» TASK OBJECTIVE: Print out the entries below with no edits.

» DATA PROVIDED:
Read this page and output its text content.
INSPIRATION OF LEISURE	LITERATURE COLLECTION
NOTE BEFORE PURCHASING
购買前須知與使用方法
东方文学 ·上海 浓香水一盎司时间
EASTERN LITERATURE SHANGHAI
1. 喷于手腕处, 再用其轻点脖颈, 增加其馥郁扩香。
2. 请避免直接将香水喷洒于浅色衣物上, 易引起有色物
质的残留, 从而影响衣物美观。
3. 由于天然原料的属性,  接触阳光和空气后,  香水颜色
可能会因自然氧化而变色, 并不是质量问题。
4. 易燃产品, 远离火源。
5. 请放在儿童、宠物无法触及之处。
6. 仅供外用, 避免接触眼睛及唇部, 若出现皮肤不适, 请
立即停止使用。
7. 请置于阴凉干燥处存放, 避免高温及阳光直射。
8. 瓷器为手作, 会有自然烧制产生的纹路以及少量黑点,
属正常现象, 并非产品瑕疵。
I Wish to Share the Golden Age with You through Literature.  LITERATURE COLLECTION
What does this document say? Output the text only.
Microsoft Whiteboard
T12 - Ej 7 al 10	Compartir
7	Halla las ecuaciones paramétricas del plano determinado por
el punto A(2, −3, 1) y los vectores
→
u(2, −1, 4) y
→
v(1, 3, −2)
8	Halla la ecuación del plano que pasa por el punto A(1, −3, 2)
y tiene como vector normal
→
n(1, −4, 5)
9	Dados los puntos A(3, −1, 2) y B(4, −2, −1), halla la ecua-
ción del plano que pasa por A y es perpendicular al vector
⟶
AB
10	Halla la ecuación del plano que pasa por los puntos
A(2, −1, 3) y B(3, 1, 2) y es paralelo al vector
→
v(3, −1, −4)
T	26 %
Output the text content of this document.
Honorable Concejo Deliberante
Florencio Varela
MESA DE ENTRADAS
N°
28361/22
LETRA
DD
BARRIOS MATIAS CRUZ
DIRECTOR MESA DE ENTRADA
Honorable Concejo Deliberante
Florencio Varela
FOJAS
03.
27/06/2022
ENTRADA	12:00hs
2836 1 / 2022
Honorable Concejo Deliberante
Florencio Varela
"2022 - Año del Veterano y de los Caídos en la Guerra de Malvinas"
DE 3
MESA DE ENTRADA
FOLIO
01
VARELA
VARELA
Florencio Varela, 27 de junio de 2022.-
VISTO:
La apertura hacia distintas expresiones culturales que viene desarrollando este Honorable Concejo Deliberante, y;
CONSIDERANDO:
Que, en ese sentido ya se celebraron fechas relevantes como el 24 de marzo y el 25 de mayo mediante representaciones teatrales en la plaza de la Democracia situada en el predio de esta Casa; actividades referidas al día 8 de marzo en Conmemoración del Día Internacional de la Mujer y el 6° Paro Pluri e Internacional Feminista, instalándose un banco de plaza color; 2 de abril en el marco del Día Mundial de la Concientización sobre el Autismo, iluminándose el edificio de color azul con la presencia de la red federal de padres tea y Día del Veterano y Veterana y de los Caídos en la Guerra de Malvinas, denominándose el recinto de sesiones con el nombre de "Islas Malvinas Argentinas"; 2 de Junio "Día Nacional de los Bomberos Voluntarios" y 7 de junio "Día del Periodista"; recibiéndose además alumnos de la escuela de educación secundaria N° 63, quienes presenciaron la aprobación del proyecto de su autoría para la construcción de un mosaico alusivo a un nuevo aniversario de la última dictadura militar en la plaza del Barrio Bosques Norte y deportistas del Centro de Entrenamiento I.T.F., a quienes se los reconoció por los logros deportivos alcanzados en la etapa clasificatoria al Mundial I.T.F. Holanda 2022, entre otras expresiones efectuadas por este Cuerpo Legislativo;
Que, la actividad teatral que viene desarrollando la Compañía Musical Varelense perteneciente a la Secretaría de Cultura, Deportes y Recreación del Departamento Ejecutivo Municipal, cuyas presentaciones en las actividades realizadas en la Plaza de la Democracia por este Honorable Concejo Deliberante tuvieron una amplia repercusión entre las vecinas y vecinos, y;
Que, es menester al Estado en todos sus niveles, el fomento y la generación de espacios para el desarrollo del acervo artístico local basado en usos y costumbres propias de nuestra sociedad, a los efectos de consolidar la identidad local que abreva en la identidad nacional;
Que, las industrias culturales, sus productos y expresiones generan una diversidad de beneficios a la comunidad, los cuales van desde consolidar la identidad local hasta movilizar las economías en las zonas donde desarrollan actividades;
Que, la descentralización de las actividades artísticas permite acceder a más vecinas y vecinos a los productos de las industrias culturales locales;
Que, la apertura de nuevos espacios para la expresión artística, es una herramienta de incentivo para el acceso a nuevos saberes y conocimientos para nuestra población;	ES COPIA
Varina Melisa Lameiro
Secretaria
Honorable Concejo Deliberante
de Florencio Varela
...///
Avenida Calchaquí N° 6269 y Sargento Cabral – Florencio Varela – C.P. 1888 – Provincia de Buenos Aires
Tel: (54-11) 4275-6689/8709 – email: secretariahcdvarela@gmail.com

» RESPONSE:
Read this page and output its text content.
INSPIRATION OF LEISURE	LITERATURE COLLECTION
NOTE BEFORE PURCHASING
购買前須知與使用方法
东方文学 ·上海 浓香水一盎司时间
EASTERN LITERATURE SHANGHAI
1. 喷于手腕处, 再用其轻点脖颈, 增加其馥郁扩香。
2. 请避免直接将香水喷洒于浅色衣物上, 易引起有色物
质的残留, 从而影响衣物美观。
3. 由于天然原料的属性,  接触阳光和空气后,  香水颜色
可能会因自然氧化而变色, 并不是质量问题。
4. 易燃产品, 远离火源。
5. 请放在儿童、宠物无法触及之处。
6. 仅供外用, 避免接触眼睛及唇部, 若出现皮肤不适, 请
立即停止使用。
7. 请置于阴凉干燥处存放, 避免高温及阳光直射。
8. 瓷器为手作, 会有自然烧制产生的纹路以及少量黑点,
属正常现象, 并非产品瑕疵。
I Wish to Share the Golden Age with You through Literature.  LITERATURE COLLECTION
What does this document say? Output the text only.
Microsoft Whiteboard
T12 - Ej 7 al 10	Compartir
7	Halla las ecuaciones paramétricas del plano determinado por
el punto A(2, −3, 1) y los vectores
→
u(2, −1, 4) y
→
v(1, 3, −2)
8	Halla la ecuación del plano que pasa por el punto A(1, −3, 2)
y tiene como vector normal
→
n(1, −4, 5)
9	Dados los puntos A(3, −1, 2) y B(4, −2, −1), halla la ecua-
ción del plano que pasa por A y es perpendicular al vector
⟶
AB
10	Halla la ecuación del plano que pasa por los puntos
A(2, −1, 3) y B(3, 1, 2) y es paralelo al vector
→
v(3, −1, −4)
T	26 %
Output the text content of this document.
Honorable Concejo Deliberante
Florencio Varela
MESA DE ENTRADAS
N°
28361/22
LETRA
DD
BARRIOS MATIAS CRUZ
DIRECTOR MESA DE ENTRADA
Honorable Concejo Deliberante
Florencio Varela
FOJAS
03.
27/06/2022
ENTRADA	12:00hs
2836 1 / 2022
Honorable Concejo Deliberante
Florencio Varela
"2022 - Año del Veterano y de los Caídos en la Guerra de Malvinas"
DE 3
MESA DE ENTRADA
FOLIO
01
VARELA
VARELA
Florencio Varela, 27 de junio de 2022.-
VISTO:
La apertura hacia distintas expresiones culturales que viene desarrollando este Honorable Concejo Deliberante, y;
CONSIDERANDO:
Que, en ese sentido ya se celebraron fechas relevantes como el 24 de marzo y el 25 de mayo mediante representaciones teatrales en la plaza de la Democracia situada en el predio de esta Casa; actividades referidas al día 8 de marzo en Conmemoración del Día Internacional de la Mujer y el 6° Paro Pluri e Internacional Feminista, instalándose un banco de plaza color; 2 de abril en el marco del Día Mundial de la Concientización sobre el Autismo, iluminándose el edificio de color azul con la presencia de la red federal de padres tea y Día del Veterano y Veterana y de los Caídos en la Guerra de Malvinas, denominándose el recinto de sesiones con el nombre de "Islas Malvinas Argentinas"; 2 de Junio "Día Nacional de los Bomberos Voluntarios" y 7 de junio "Día del Periodista"; recibiéndose además alumnos de la escuela de educación secundaria N° 63, quienes presenciaron la aprobación del proyecto de su autoría para la construcción de un mosaico alusivo a un nuevo aniversario de la última dictadura militar en la plaza del Barrio Bosques Norte y deportistas del Centro de Entrenamiento I.T.F., a quienes se los reconoció por los logros deportivos alcanzados en la etapa clasificatoria al Mundial I.T.F. Holanda 2022, entre otras expresiones efectuadas por este Cuerpo Legislativo;
Que, la actividad teatral que viene desarrollando la Compañía Musical Varelense perteneciente a la Secretaría de Cultura, Deportes y Recreación del Departamento Ejecutivo Municipal, cuyas presentaciones en las actividades realizadas en la Plaza de la Democracia por este Honorable Concejo Deliberante tuvieron una amplia repercusión entre las vecinas y vecinos, y;
Que, es menester al Estado en todos sus niveles, el fomento y la generación de espacios para el desarrollo del acervo artístico local basado en usos y costumbres propias de nuestra sociedad, a los efectos de consolidar la identidad local que abreva en la identidad nacional;
Que, las industrias culturales, sus productos y expresiones generan una diversidad de beneficios a la comunidad, los cuales van desde consolidar la identidad local hasta movilizar las economías en las zonas donde desarrollan actividades;
Que, la descentralización de las actividades artísticas permite acceder a más vecinas y vecinos a los productos de las industrias culturales locales;
Que, la apertura de nuevos espacios para la expresión artística, es una herramienta de incentivo para el acceso a nuevos saberes y conocimientos para nuestra población;	ES COPIA
Varina Melisa Lameiro
Secretaria
Honorable Concejo Deliberante
de Florencio Varela
...///
Avenida Calchaquí N° 6269 y Sargento Cabral – Florencio Varela – C.P. 1888 – Provincia de Buenos Aires
Tel: (54-11) 4275-6689/8709 – email: secretariahcdvarela@gmail.com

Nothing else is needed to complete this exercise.